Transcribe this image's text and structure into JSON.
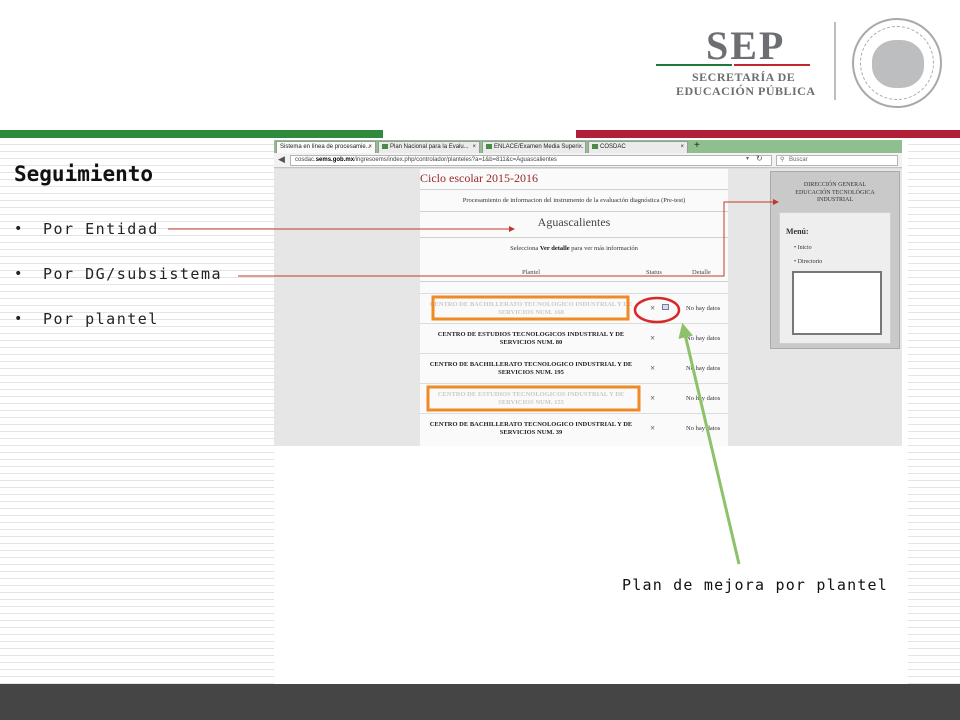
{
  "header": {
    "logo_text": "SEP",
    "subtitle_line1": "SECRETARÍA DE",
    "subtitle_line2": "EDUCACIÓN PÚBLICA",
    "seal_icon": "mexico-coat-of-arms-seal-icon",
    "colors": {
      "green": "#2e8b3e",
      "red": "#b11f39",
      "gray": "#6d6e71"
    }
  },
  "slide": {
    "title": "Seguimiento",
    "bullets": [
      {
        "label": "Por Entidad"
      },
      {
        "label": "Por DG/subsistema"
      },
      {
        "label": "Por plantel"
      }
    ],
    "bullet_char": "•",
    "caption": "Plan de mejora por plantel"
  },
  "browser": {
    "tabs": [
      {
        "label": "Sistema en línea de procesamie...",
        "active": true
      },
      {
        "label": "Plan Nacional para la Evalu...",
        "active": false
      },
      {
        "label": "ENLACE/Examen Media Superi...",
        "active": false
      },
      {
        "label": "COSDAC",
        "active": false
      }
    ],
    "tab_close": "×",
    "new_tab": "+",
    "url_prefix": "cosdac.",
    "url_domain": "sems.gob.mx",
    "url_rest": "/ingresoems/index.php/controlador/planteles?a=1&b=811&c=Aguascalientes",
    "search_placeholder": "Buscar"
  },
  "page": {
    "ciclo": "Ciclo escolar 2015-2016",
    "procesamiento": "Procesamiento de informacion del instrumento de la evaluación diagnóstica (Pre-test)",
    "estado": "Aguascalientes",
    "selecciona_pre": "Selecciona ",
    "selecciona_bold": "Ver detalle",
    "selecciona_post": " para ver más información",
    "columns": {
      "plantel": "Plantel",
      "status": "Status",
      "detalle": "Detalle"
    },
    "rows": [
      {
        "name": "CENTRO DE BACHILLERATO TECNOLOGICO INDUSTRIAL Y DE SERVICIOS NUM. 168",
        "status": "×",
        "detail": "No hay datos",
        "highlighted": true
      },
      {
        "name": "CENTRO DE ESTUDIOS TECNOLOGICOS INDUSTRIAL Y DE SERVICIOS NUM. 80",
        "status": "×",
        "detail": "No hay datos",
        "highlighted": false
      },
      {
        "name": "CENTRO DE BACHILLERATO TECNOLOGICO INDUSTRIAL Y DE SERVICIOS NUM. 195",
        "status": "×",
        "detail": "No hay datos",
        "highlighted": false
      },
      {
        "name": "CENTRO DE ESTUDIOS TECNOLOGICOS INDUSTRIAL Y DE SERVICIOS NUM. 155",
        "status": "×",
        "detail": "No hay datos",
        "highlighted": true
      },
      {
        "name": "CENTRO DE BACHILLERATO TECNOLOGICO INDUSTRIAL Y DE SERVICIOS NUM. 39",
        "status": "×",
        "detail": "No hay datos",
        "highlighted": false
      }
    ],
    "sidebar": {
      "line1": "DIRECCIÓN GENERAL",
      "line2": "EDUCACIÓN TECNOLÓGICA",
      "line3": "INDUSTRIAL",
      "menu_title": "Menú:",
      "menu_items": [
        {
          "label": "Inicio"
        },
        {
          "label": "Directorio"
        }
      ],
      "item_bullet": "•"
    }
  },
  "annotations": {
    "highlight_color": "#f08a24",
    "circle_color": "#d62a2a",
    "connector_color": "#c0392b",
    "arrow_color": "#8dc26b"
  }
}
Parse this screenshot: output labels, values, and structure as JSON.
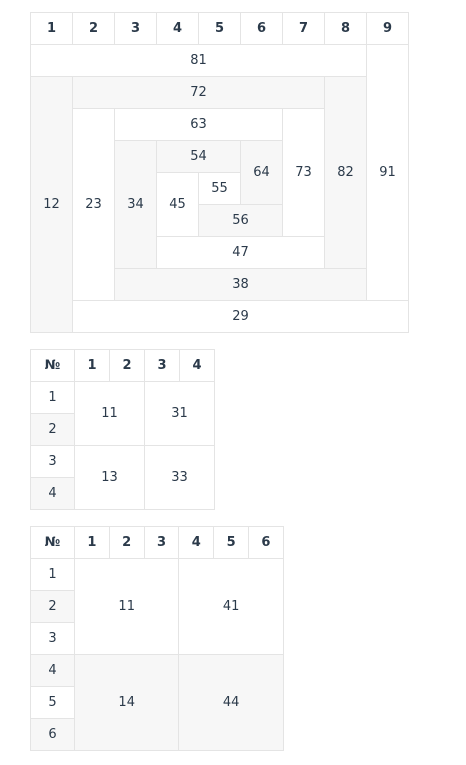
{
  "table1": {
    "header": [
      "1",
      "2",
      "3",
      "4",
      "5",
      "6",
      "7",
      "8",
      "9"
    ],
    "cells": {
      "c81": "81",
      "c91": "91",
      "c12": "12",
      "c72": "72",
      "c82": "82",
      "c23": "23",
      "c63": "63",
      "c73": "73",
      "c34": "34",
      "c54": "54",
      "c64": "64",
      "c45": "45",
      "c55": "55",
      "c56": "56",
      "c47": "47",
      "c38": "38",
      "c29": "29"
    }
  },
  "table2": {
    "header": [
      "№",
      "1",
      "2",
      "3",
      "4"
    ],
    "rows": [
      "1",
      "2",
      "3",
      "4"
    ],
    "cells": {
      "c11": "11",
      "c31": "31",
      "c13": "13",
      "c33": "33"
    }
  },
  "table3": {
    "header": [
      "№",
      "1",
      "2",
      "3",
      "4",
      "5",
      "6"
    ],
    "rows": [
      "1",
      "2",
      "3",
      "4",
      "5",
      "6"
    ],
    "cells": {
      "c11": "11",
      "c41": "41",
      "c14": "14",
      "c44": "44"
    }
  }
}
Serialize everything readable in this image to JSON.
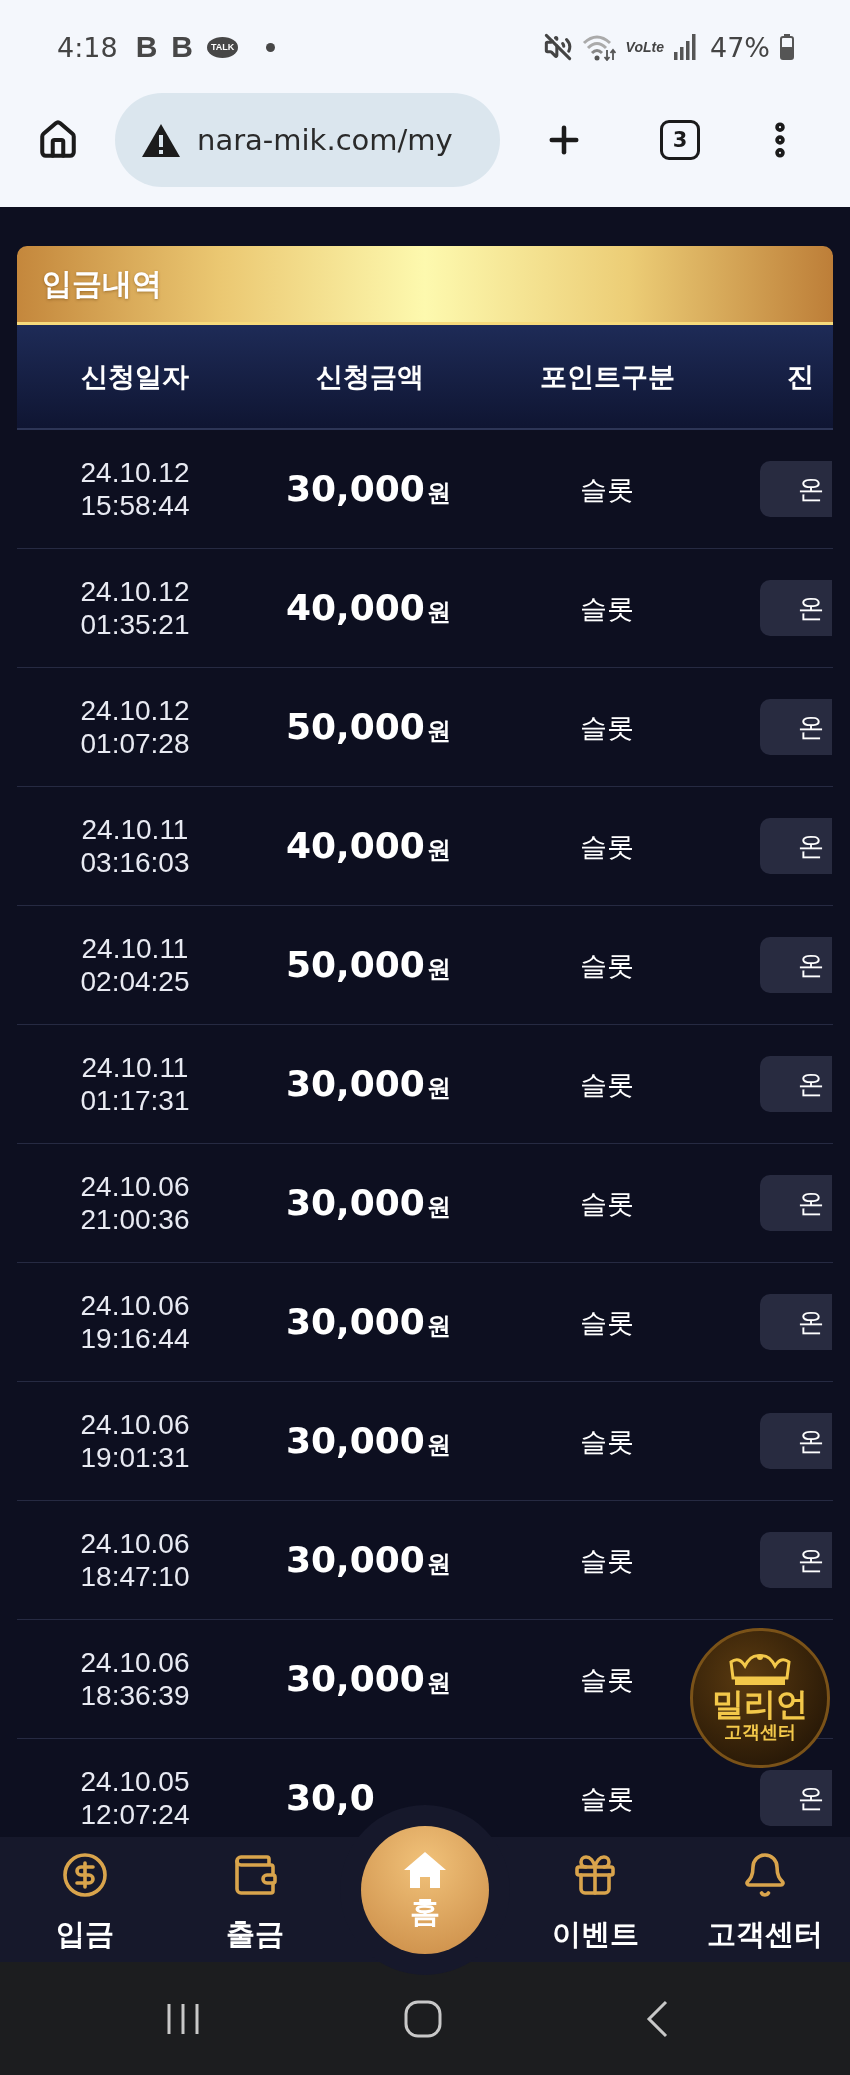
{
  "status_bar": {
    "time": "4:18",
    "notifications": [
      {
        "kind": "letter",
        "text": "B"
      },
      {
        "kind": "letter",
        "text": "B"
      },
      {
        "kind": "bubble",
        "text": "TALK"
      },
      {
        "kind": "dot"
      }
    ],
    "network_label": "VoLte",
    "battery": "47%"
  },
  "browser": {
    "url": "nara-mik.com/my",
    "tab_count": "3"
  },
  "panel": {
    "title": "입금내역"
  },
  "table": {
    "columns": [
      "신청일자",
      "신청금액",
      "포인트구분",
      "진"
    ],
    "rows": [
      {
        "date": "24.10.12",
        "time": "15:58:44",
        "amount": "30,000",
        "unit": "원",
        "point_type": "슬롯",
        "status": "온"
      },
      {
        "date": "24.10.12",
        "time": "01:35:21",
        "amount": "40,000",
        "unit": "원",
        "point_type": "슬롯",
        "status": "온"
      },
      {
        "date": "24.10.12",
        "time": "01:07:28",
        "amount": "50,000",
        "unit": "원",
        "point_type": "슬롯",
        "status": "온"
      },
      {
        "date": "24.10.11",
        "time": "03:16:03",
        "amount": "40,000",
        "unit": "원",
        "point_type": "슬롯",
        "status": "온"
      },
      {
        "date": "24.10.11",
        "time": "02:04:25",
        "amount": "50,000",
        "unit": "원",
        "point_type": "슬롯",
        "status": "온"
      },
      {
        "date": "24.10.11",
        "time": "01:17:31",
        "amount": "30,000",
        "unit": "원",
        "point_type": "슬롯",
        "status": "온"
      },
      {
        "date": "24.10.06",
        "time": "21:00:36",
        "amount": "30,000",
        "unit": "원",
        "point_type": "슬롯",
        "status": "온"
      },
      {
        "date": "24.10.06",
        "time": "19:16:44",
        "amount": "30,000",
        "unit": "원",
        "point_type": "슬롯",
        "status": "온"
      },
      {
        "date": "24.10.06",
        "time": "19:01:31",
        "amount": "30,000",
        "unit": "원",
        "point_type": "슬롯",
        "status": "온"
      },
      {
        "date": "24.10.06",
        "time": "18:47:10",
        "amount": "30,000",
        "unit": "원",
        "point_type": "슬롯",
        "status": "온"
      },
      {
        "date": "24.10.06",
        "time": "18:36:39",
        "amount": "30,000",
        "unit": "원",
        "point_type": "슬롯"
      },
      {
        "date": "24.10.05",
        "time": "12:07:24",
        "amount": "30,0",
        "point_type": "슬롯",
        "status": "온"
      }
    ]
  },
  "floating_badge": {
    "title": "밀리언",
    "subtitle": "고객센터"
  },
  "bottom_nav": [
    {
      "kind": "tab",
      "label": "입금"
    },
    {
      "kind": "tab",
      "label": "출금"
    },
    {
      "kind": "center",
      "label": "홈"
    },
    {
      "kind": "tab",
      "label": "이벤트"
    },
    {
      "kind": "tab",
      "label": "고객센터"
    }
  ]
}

......

▶ **Exercise directions**:
Leave the pictures out and write out every entry exactly as given.

▶ **Answer to the exercise**:
Transcribe this image's text and structure into JSON.
{
  "header": {
    "logo_text": "SEP",
    "subtitle_line1": "SECRETARÍA DE",
    "subtitle_line2": "EDUCACIÓN PÚBLICA",
    "seal_icon": "mexico-coat-of-arms-seal-icon",
    "colors": {
      "green": "#2e8b3e",
      "red": "#b11f39",
      "gray": "#6d6e71"
    }
  },
  "slide": {
    "title": "Seguimiento",
    "bullets": [
      {
        "label": "Por Entidad"
      },
      {
        "label": "Por DG/subsistema"
      },
      {
        "label": "Por plantel"
      }
    ],
    "bullet_char": "•",
    "caption": "Plan de mejora por plantel"
  },
  "browser": {
    "tabs": [
      {
        "label": "Sistema en línea de procesamie...",
        "active": true
      },
      {
        "label": "Plan Nacional para la Evalu...",
        "active": false
      },
      {
        "label": "ENLACE/Examen Media Superi...",
        "active": false
      },
      {
        "label": "COSDAC",
        "active": false
      }
    ],
    "tab_close": "×",
    "new_tab": "+",
    "url_prefix": "cosdac.",
    "url_domain": "sems.gob.mx",
    "url_rest": "/ingresoems/index.php/controlador/planteles?a=1&b=811&c=Aguascalientes",
    "search_placeholder": "Buscar"
  },
  "page": {
    "ciclo": "Ciclo escolar 2015-2016",
    "procesamiento": "Procesamiento de informacion del instrumento de la evaluación diagnóstica (Pre-test)",
    "estado": "Aguascalientes",
    "selecciona_pre": "Selecciona ",
    "selecciona_bold": "Ver detalle",
    "selecciona_post": " para ver más información",
    "columns": {
      "plantel": "Plantel",
      "status": "Status",
      "detalle": "Detalle"
    },
    "rows": [
      {
        "name": "CENTRO DE BACHILLERATO TECNOLOGICO INDUSTRIAL Y DE SERVICIOS NUM. 168",
        "status": "×",
        "detail": "No hay datos",
        "highlighted": true
      },
      {
        "name": "CENTRO DE ESTUDIOS TECNOLOGICOS INDUSTRIAL Y DE SERVICIOS NUM. 80",
        "status": "×",
        "detail": "No hay datos",
        "highlighted": false
      },
      {
        "name": "CENTRO DE BACHILLERATO TECNOLOGICO INDUSTRIAL Y DE SERVICIOS NUM. 195",
        "status": "×",
        "detail": "No hay datos",
        "highlighted": false
      },
      {
        "name": "CENTRO DE ESTUDIOS TECNOLOGICOS INDUSTRIAL Y DE SERVICIOS NUM. 155",
        "status": "×",
        "detail": "No hay datos",
        "highlighted": true
      },
      {
        "name": "CENTRO DE BACHILLERATO TECNOLOGICO INDUSTRIAL Y DE SERVICIOS NUM. 39",
        "status": "×",
        "detail": "No hay datos",
        "highlighted": false
      }
    ],
    "sidebar": {
      "line1": "DIRECCIÓN GENERAL",
      "line2": "EDUCACIÓN TECNOLÓGICA",
      "line3": "INDUSTRIAL",
      "menu_title": "Menú:",
      "menu_items": [
        {
          "label": "Inicio"
        },
        {
          "label": "Directorio"
        }
      ],
      "item_bullet": "•"
    }
  },
  "annotations": {
    "highlight_color": "#f08a24",
    "circle_color": "#d62a2a",
    "connector_color": "#c0392b",
    "arrow_color": "#8dc26b"
  }
}
Parse this screenshot: output labels, values, and structure as JSON.
{
  "table1": {
    "header": [
      "1",
      "2",
      "3",
      "4",
      "5",
      "6",
      "7",
      "8",
      "9"
    ],
    "cells": {
      "c81": "81",
      "c91": "91",
      "c12": "12",
      "c72": "72",
      "c82": "82",
      "c23": "23",
      "c63": "63",
      "c73": "73",
      "c34": "34",
      "c54": "54",
      "c64": "64",
      "c45": "45",
      "c55": "55",
      "c56": "56",
      "c47": "47",
      "c38": "38",
      "c29": "29"
    }
  },
  "table2": {
    "header": [
      "№",
      "1",
      "2",
      "3",
      "4"
    ],
    "rows": [
      "1",
      "2",
      "3",
      "4"
    ],
    "cells": {
      "c11": "11",
      "c31": "31",
      "c13": "13",
      "c33": "33"
    }
  },
  "table3": {
    "header": [
      "№",
      "1",
      "2",
      "3",
      "4",
      "5",
      "6"
    ],
    "rows": [
      "1",
      "2",
      "3",
      "4",
      "5",
      "6"
    ],
    "cells": {
      "c11": "11",
      "c41": "41",
      "c14": "14",
      "c44": "44"
    }
  }
}
Serialize everything readable in this image to JSON.
{
  "status_bar": {
    "time": "4:18",
    "notifications": [
      {
        "kind": "letter",
        "text": "B"
      },
      {
        "kind": "letter",
        "text": "B"
      },
      {
        "kind": "bubble",
        "text": "TALK"
      },
      {
        "kind": "dot"
      }
    ],
    "network_label": "VoLte",
    "battery": "47%"
  },
  "browser": {
    "url": "nara-mik.com/my",
    "tab_count": "3"
  },
  "panel": {
    "title": "입금내역"
  },
  "table": {
    "columns": [
      "신청일자",
      "신청금액",
      "포인트구분",
      "진"
    ],
    "rows": [
      {
        "date": "24.10.12",
        "time": "15:58:44",
        "amount": "30,000",
        "unit": "원",
        "point_type": "슬롯",
        "status": "온"
      },
      {
        "date": "24.10.12",
        "time": "01:35:21",
        "amount": "40,000",
        "unit": "원",
        "point_type": "슬롯",
        "status": "온"
      },
      {
        "date": "24.10.12",
        "time": "01:07:28",
        "amount": "50,000",
        "unit": "원",
        "point_type": "슬롯",
        "status": "온"
      },
      {
        "date": "24.10.11",
        "time": "03:16:03",
        "amount": "40,000",
        "unit": "원",
        "point_type": "슬롯",
        "status": "온"
      },
      {
        "date": "24.10.11",
        "time": "02:04:25",
        "amount": "50,000",
        "unit": "원",
        "point_type": "슬롯",
        "status": "온"
      },
      {
        "date": "24.10.11",
        "time": "01:17:31",
        "amount": "30,000",
        "unit": "원",
        "point_type": "슬롯",
        "status": "온"
      },
      {
        "date": "24.10.06",
        "time": "21:00:36",
        "amount": "30,000",
        "unit": "원",
        "point_type": "슬롯",
        "status": "온"
      },
      {
        "date": "24.10.06",
        "time": "19:16:44",
        "amount": "30,000",
        "unit": "원",
        "point_type": "슬롯",
        "status": "온"
      },
      {
        "date": "24.10.06",
        "time": "19:01:31",
        "amount": "30,000",
        "unit": "원",
        "point_type": "슬롯",
        "status": "온"
      },
      {
        "date": "24.10.06",
        "time": "18:47:10",
        "amount": "30,000",
        "unit": "원",
        "point_type": "슬롯",
        "status": "온"
      },
      {
        "date": "24.10.06",
        "time": "18:36:39",
        "amount": "30,000",
        "unit": "원",
        "point_type": "슬롯"
      },
      {
        "date": "24.10.05",
        "time": "12:07:24",
        "amount": "30,0",
        "point_type": "슬롯",
        "status": "온"
      }
    ]
  },
  "floating_badge": {
    "title": "밀리언",
    "subtitle": "고객센터"
  },
  "bottom_nav": [
    {
      "kind": "tab",
      "label": "입금"
    },
    {
      "kind": "tab",
      "label": "출금"
    },
    {
      "kind": "center",
      "label": "홈"
    },
    {
      "kind": "tab",
      "label": "이벤트"
    },
    {
      "kind": "tab",
      "label": "고객센터"
    }
  ]
}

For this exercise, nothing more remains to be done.